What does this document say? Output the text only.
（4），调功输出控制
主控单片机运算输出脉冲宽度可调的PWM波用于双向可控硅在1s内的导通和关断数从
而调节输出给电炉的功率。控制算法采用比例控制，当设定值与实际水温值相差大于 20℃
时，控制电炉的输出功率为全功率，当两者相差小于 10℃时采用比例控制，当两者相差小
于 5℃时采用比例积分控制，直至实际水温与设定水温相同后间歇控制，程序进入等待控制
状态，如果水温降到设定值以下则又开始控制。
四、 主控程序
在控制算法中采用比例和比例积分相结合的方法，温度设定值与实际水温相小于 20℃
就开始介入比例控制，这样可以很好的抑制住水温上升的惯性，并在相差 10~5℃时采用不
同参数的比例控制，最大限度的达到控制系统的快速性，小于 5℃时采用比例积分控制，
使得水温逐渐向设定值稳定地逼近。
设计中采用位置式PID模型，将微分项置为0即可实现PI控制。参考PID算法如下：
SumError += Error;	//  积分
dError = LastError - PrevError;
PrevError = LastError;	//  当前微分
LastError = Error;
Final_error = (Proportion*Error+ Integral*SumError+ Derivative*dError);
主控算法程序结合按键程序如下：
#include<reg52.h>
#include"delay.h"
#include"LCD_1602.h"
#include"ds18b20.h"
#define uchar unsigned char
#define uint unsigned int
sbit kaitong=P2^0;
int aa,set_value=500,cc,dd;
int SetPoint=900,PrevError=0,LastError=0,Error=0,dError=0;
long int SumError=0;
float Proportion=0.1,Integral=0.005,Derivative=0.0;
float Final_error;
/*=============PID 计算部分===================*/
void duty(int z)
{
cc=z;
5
^^^^^^^^
#### [Aim of the task]
Scan the material above. Return every line containing the string "unsigned".

#### [Result of this task]
#define uchar unsigned char
#define uint unsigned int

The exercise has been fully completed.